— start Record extracts —
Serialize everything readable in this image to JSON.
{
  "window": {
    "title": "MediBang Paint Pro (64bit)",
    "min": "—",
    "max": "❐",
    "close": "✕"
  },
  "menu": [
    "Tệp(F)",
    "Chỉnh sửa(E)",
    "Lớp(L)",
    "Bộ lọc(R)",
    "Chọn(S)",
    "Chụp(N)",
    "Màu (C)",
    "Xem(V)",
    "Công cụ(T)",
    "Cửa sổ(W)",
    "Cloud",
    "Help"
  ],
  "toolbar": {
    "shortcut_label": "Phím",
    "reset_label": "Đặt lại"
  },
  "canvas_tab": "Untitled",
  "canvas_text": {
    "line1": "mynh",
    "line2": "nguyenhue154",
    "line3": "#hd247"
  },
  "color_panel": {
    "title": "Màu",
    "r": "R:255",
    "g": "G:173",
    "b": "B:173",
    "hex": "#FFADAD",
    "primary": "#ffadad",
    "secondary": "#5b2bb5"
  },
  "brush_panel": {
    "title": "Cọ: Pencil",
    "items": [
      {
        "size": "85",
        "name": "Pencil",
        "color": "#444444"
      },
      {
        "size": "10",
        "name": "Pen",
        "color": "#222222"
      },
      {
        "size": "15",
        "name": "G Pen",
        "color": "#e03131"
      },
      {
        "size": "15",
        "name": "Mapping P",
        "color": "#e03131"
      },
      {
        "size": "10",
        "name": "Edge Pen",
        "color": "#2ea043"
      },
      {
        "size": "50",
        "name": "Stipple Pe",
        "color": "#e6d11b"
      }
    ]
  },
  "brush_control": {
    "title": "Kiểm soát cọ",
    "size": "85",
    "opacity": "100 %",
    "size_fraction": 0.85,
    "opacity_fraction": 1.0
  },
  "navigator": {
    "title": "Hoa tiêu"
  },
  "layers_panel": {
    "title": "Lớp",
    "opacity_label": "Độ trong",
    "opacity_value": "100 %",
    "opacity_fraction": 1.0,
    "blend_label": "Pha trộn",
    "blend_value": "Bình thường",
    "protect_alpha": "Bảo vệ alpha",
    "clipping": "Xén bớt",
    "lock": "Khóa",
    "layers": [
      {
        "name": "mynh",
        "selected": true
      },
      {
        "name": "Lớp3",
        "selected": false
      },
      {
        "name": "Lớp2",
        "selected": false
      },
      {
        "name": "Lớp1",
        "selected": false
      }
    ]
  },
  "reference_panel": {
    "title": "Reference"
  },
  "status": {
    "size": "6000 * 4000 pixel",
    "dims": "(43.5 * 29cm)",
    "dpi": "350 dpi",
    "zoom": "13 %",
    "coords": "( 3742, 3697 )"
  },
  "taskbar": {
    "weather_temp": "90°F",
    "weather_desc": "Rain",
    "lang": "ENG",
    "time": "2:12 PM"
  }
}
— end Record extracts —
### Task
Write out each line of the data above again, exactly as given.

### Problem solution
Serialize everything readable in this image to JSON.
{
  "window": {
    "title": "MediBang Paint Pro (64bit)",
    "min": "—",
    "max": "❐",
    "close": "✕"
  },
  "menu": [
    "Tệp(F)",
    "Chỉnh sửa(E)",
    "Lớp(L)",
    "Bộ lọc(R)",
    "Chọn(S)",
    "Chụp(N)",
    "Màu (C)",
    "Xem(V)",
    "Công cụ(T)",
    "Cửa sổ(W)",
    "Cloud",
    "Help"
  ],
  "toolbar": {
    "shortcut_label": "Phím",
    "reset_label": "Đặt lại"
  },
  "canvas_tab": "Untitled",
  "canvas_text": {
    "line1": "mynh",
    "line2": "nguyenhue154",
    "line3": "#hd247"
  },
  "color_panel": {
    "title": "Màu",
    "r": "R:255",
    "g": "G:173",
    "b": "B:173",
    "hex": "#FFADAD",
    "primary": "#ffadad",
    "secondary": "#5b2bb5"
  },
  "brush_panel": {
    "title": "Cọ: Pencil",
    "items": [
      {
        "size": "85",
        "name": "Pencil",
        "color": "#444444"
      },
      {
        "size": "10",
        "name": "Pen",
        "color": "#222222"
      },
      {
        "size": "15",
        "name": "G Pen",
        "color": "#e03131"
      },
      {
        "size": "15",
        "name": "Mapping P",
        "color": "#e03131"
      },
      {
        "size": "10",
        "name": "Edge Pen",
        "color": "#2ea043"
      },
      {
        "size": "50",
        "name": "Stipple Pe",
        "color": "#e6d11b"
      }
    ]
  },
  "brush_control": {
    "title": "Kiểm soát cọ",
    "size": "85",
    "opacity": "100 %",
    "size_fraction": 0.85,
    "opacity_fraction": 1.0
  },
  "navigator": {
    "title": "Hoa tiêu"
  },
  "layers_panel": {
    "title": "Lớp",
    "opacity_label": "Độ trong",
    "opacity_value": "100 %",
    "opacity_fraction": 1.0,
    "blend_label": "Pha trộn",
    "blend_value": "Bình thường",
    "protect_alpha": "Bảo vệ alpha",
    "clipping": "Xén bớt",
    "lock": "Khóa",
    "layers": [
      {
        "name": "mynh",
        "selected": true
      },
      {
        "name": "Lớp3",
        "selected": false
      },
      {
        "name": "Lớp2",
        "selected": false
      },
      {
        "name": "Lớp1",
        "selected": false
      }
    ]
  },
  "reference_panel": {
    "title": "Reference"
  },
  "status": {
    "size": "6000 * 4000 pixel",
    "dims": "(43.5 * 29cm)",
    "dpi": "350 dpi",
    "zoom": "13 %",
    "coords": "( 3742, 3697 )"
  },
  "taskbar": {
    "weather_temp": "90°F",
    "weather_desc": "Rain",
    "lang": "ENG",
    "time": "2:12 PM"
  }
}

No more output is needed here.